(Data entries)
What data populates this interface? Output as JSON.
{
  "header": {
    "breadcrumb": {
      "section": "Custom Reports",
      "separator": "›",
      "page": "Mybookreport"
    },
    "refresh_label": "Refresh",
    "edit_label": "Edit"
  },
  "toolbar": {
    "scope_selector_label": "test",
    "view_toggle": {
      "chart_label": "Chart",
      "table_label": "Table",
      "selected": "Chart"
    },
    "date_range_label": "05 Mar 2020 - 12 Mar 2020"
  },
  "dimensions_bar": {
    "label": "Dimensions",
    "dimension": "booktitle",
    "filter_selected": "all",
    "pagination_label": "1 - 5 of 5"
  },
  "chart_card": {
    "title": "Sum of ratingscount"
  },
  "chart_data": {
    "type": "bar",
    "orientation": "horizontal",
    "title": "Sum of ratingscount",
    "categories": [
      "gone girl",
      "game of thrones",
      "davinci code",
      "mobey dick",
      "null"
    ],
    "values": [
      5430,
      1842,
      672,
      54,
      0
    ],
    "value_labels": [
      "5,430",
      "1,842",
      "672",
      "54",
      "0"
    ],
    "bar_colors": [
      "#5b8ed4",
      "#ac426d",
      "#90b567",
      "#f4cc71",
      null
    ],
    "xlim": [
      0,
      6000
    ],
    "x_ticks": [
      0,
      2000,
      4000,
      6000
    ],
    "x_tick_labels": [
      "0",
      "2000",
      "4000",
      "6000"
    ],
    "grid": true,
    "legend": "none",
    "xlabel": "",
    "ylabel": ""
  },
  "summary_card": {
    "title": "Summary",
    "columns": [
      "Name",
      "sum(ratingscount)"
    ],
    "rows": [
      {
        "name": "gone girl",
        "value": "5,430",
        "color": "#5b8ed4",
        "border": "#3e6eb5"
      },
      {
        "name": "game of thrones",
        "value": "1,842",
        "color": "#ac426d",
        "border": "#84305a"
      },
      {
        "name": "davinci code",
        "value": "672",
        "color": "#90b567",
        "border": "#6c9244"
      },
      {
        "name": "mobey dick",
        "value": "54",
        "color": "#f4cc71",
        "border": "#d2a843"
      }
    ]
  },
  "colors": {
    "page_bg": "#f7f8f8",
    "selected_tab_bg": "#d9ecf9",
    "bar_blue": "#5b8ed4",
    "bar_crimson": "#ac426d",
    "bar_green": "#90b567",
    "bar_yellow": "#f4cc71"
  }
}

Written instruction - Write the entries again, exactly as they stand.

Response to this task -
What data populates this interface? Output as JSON.
{
  "header": {
    "breadcrumb": {
      "section": "Custom Reports",
      "separator": "›",
      "page": "Mybookreport"
    },
    "refresh_label": "Refresh",
    "edit_label": "Edit"
  },
  "toolbar": {
    "scope_selector_label": "test",
    "view_toggle": {
      "chart_label": "Chart",
      "table_label": "Table",
      "selected": "Chart"
    },
    "date_range_label": "05 Mar 2020 - 12 Mar 2020"
  },
  "dimensions_bar": {
    "label": "Dimensions",
    "dimension": "booktitle",
    "filter_selected": "all",
    "pagination_label": "1 - 5 of 5"
  },
  "chart_card": {
    "title": "Sum of ratingscount"
  },
  "chart_data": {
    "type": "bar",
    "orientation": "horizontal",
    "title": "Sum of ratingscount",
    "categories": [
      "gone girl",
      "game of thrones",
      "davinci code",
      "mobey dick",
      "null"
    ],
    "values": [
      5430,
      1842,
      672,
      54,
      0
    ],
    "value_labels": [
      "5,430",
      "1,842",
      "672",
      "54",
      "0"
    ],
    "bar_colors": [
      "#5b8ed4",
      "#ac426d",
      "#90b567",
      "#f4cc71",
      null
    ],
    "xlim": [
      0,
      6000
    ],
    "x_ticks": [
      0,
      2000,
      4000,
      6000
    ],
    "x_tick_labels": [
      "0",
      "2000",
      "4000",
      "6000"
    ],
    "grid": true,
    "legend": "none",
    "xlabel": "",
    "ylabel": ""
  },
  "summary_card": {
    "title": "Summary",
    "columns": [
      "Name",
      "sum(ratingscount)"
    ],
    "rows": [
      {
        "name": "gone girl",
        "value": "5,430",
        "color": "#5b8ed4",
        "border": "#3e6eb5"
      },
      {
        "name": "game of thrones",
        "value": "1,842",
        "color": "#ac426d",
        "border": "#84305a"
      },
      {
        "name": "davinci code",
        "value": "672",
        "color": "#90b567",
        "border": "#6c9244"
      },
      {
        "name": "mobey dick",
        "value": "54",
        "color": "#f4cc71",
        "border": "#d2a843"
      }
    ]
  },
  "colors": {
    "page_bg": "#f7f8f8",
    "selected_tab_bg": "#d9ecf9",
    "bar_blue": "#5b8ed4",
    "bar_crimson": "#ac426d",
    "bar_green": "#90b567",
    "bar_yellow": "#f4cc71"
  }
}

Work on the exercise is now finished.